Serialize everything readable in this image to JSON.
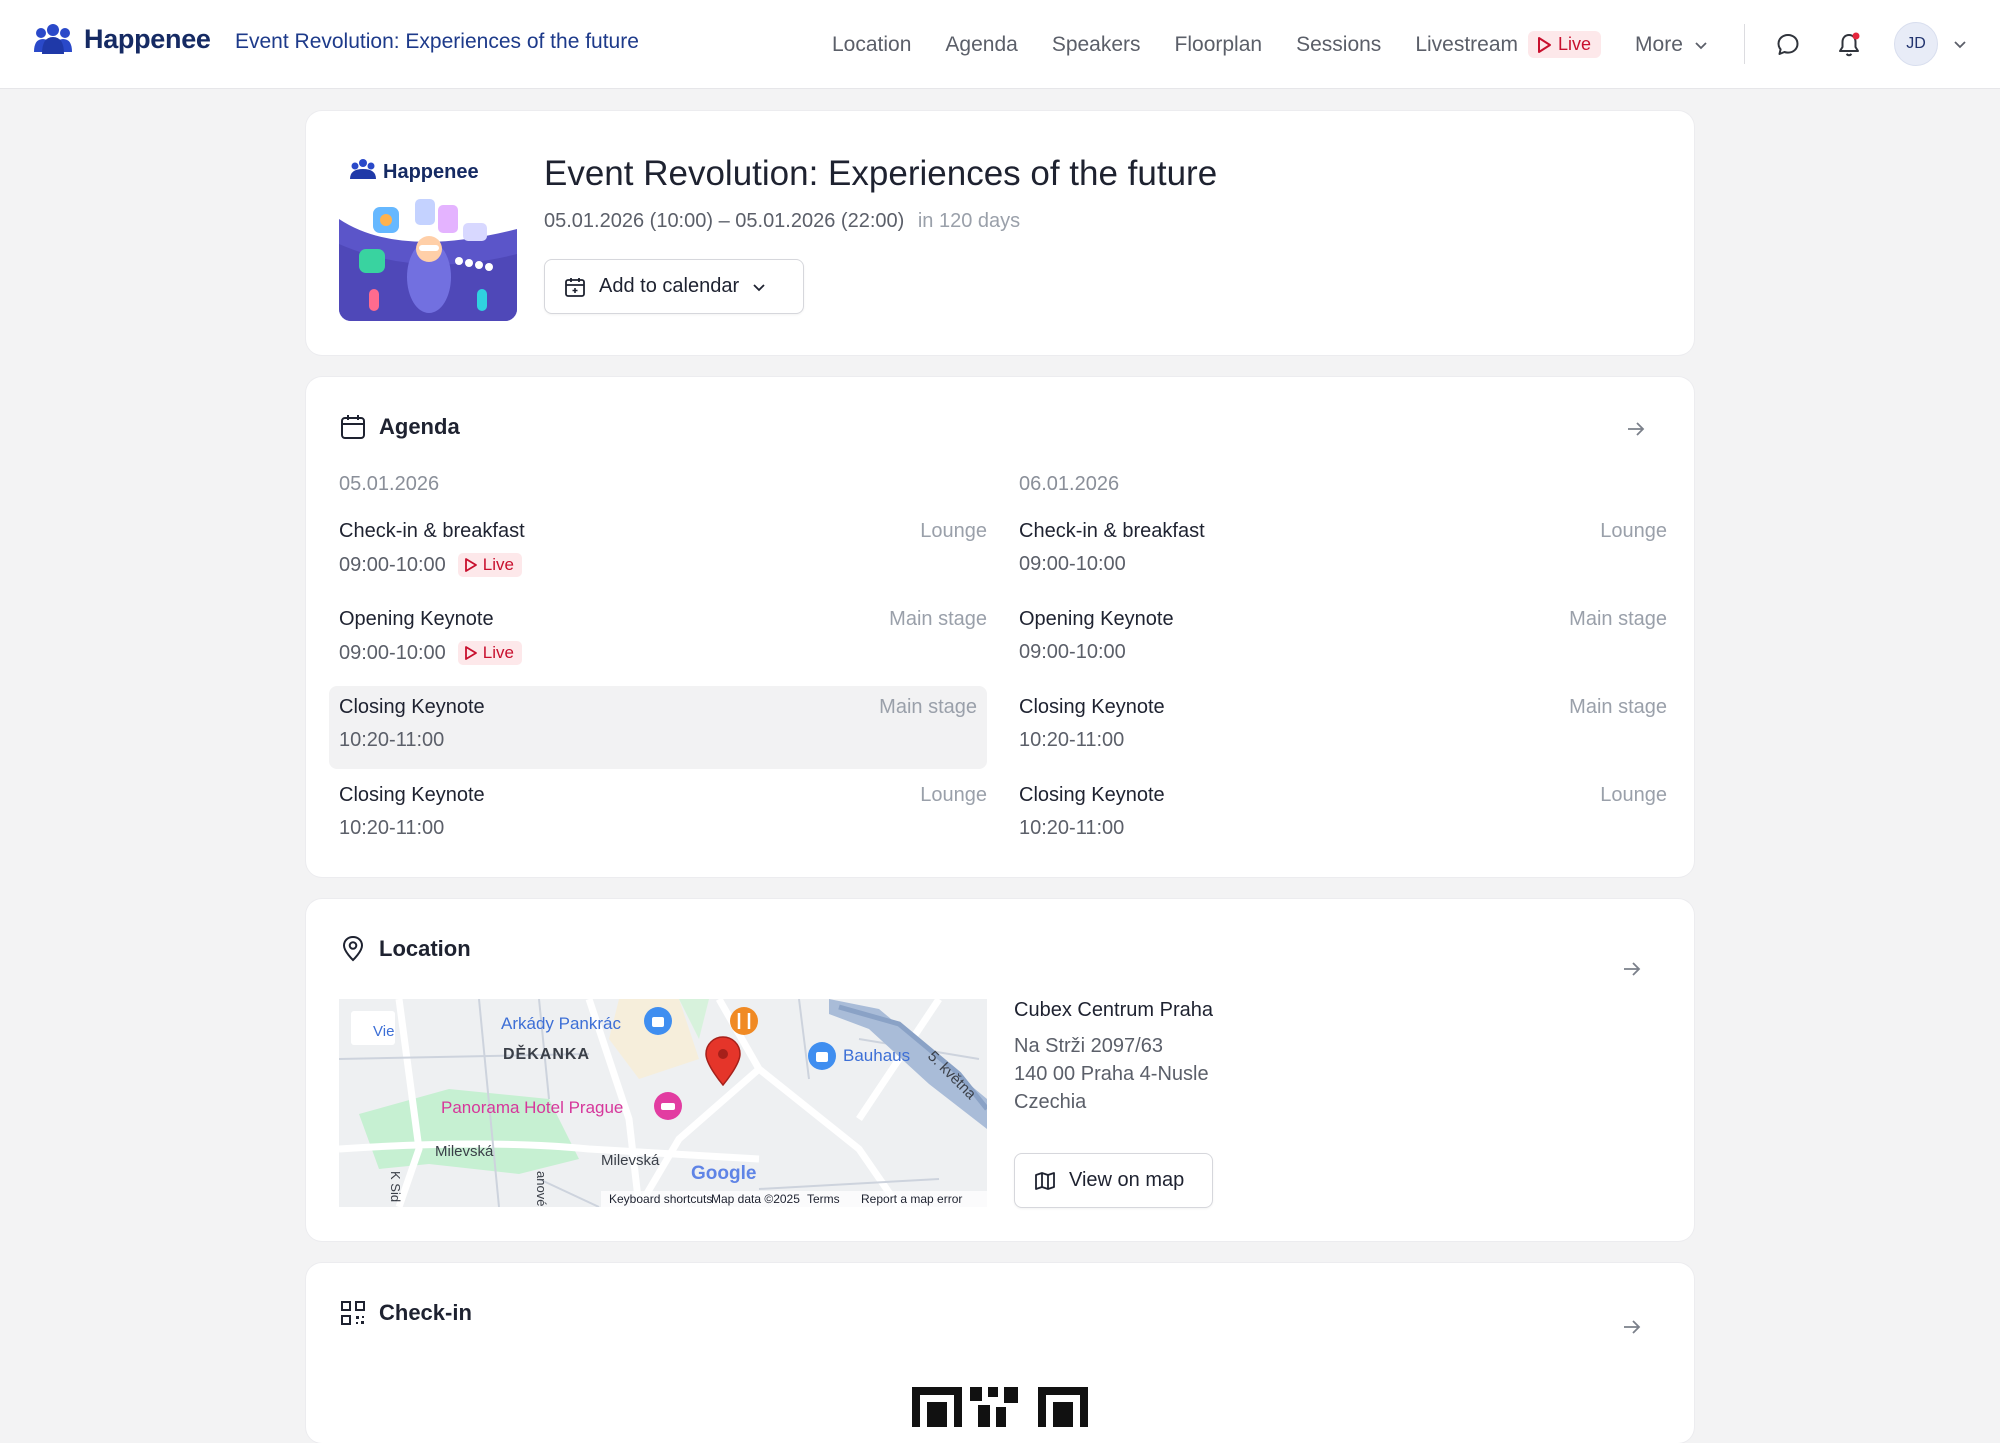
{
  "header": {
    "brand": "Happenee",
    "event_title": "Event Revolution: Experiences of the future",
    "nav": [
      "Location",
      "Agenda",
      "Speakers",
      "Floorplan",
      "Sessions"
    ],
    "livestream": "Livestream",
    "live_badge": "Live",
    "more": "More",
    "avatar_initials": "JD",
    "colors": {
      "brand": "#152a63",
      "live": "#c8102e",
      "live_bg": "#fde8ea"
    }
  },
  "hero": {
    "image_brand": "Happenee",
    "title": "Event Revolution: Experiences of the future",
    "date_range": "05.01.2026 (10:00) – 05.01.2026 (22:00)",
    "countdown": "in 120 days",
    "calendar_button": "Add to calendar"
  },
  "agenda": {
    "heading": "Agenda",
    "days": [
      {
        "date": "05.01.2026",
        "items": [
          {
            "title": "Check-in & breakfast",
            "time": "09:00-10:00",
            "place": "Lounge",
            "live": "Live"
          },
          {
            "title": "Opening Keynote",
            "time": "09:00-10:00",
            "place": "Main stage",
            "live": "Live"
          },
          {
            "title": "Closing Keynote",
            "time": "10:20-11:00",
            "place": "Main stage"
          },
          {
            "title": "Closing Keynote",
            "time": "10:20-11:00",
            "place": "Lounge"
          }
        ]
      },
      {
        "date": "06.01.2026",
        "items": [
          {
            "title": "Check-in & breakfast",
            "time": "09:00-10:00",
            "place": "Lounge"
          },
          {
            "title": "Opening Keynote",
            "time": "09:00-10:00",
            "place": "Main stage"
          },
          {
            "title": "Closing Keynote",
            "time": "10:20-11:00",
            "place": "Main stage"
          },
          {
            "title": "Closing Keynote",
            "time": "10:20-11:00",
            "place": "Lounge"
          }
        ]
      }
    ]
  },
  "location": {
    "heading": "Location",
    "venue": "Cubex Centrum Praha",
    "street": "Na Strži 2097/63",
    "city": "140 00 Praha 4-Nusle",
    "country": "Czechia",
    "map_button": "View on map",
    "map": {
      "labels": {
        "arkady": "Arkády Pankrác",
        "dekanka": "DĚKANKA",
        "bauhaus": "Bauhaus",
        "kvetna": "5. května",
        "panorama": "Panorama Hotel Prague",
        "milevska1": "Milevská",
        "milevska2": "Milevská",
        "ksid": "K Sid",
        "anove": "anové",
        "view": "Vie",
        "google": "Google",
        "shortcuts": "Keyboard shortcuts",
        "mapdata": "Map data ©2025",
        "terms": "Terms",
        "report": "Report a map error"
      }
    }
  },
  "checkin": {
    "heading": "Check-in"
  }
}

**What you have to do**
Write out all the entries again, word for word, and print no images.

**Exercise solution**
Serialize everything readable in this image to JSON.
{
  "header": {
    "brand": "Happenee",
    "event_title": "Event Revolution: Experiences of the future",
    "nav": [
      "Location",
      "Agenda",
      "Speakers",
      "Floorplan",
      "Sessions"
    ],
    "livestream": "Livestream",
    "live_badge": "Live",
    "more": "More",
    "avatar_initials": "JD",
    "colors": {
      "brand": "#152a63",
      "live": "#c8102e",
      "live_bg": "#fde8ea"
    }
  },
  "hero": {
    "image_brand": "Happenee",
    "title": "Event Revolution: Experiences of the future",
    "date_range": "05.01.2026 (10:00) – 05.01.2026 (22:00)",
    "countdown": "in 120 days",
    "calendar_button": "Add to calendar"
  },
  "agenda": {
    "heading": "Agenda",
    "days": [
      {
        "date": "05.01.2026",
        "items": [
          {
            "title": "Check-in & breakfast",
            "time": "09:00-10:00",
            "place": "Lounge",
            "live": "Live"
          },
          {
            "title": "Opening Keynote",
            "time": "09:00-10:00",
            "place": "Main stage",
            "live": "Live"
          },
          {
            "title": "Closing Keynote",
            "time": "10:20-11:00",
            "place": "Main stage"
          },
          {
            "title": "Closing Keynote",
            "time": "10:20-11:00",
            "place": "Lounge"
          }
        ]
      },
      {
        "date": "06.01.2026",
        "items": [
          {
            "title": "Check-in & breakfast",
            "time": "09:00-10:00",
            "place": "Lounge"
          },
          {
            "title": "Opening Keynote",
            "time": "09:00-10:00",
            "place": "Main stage"
          },
          {
            "title": "Closing Keynote",
            "time": "10:20-11:00",
            "place": "Main stage"
          },
          {
            "title": "Closing Keynote",
            "time": "10:20-11:00",
            "place": "Lounge"
          }
        ]
      }
    ]
  },
  "location": {
    "heading": "Location",
    "venue": "Cubex Centrum Praha",
    "street": "Na Strži 2097/63",
    "city": "140 00 Praha 4-Nusle",
    "country": "Czechia",
    "map_button": "View on map",
    "map": {
      "labels": {
        "arkady": "Arkády Pankrác",
        "dekanka": "DĚKANKA",
        "bauhaus": "Bauhaus",
        "kvetna": "5. května",
        "panorama": "Panorama Hotel Prague",
        "milevska1": "Milevská",
        "milevska2": "Milevská",
        "ksid": "K Sid",
        "anove": "anové",
        "view": "Vie",
        "google": "Google",
        "shortcuts": "Keyboard shortcuts",
        "mapdata": "Map data ©2025",
        "terms": "Terms",
        "report": "Report a map error"
      }
    }
  },
  "checkin": {
    "heading": "Check-in"
  }
}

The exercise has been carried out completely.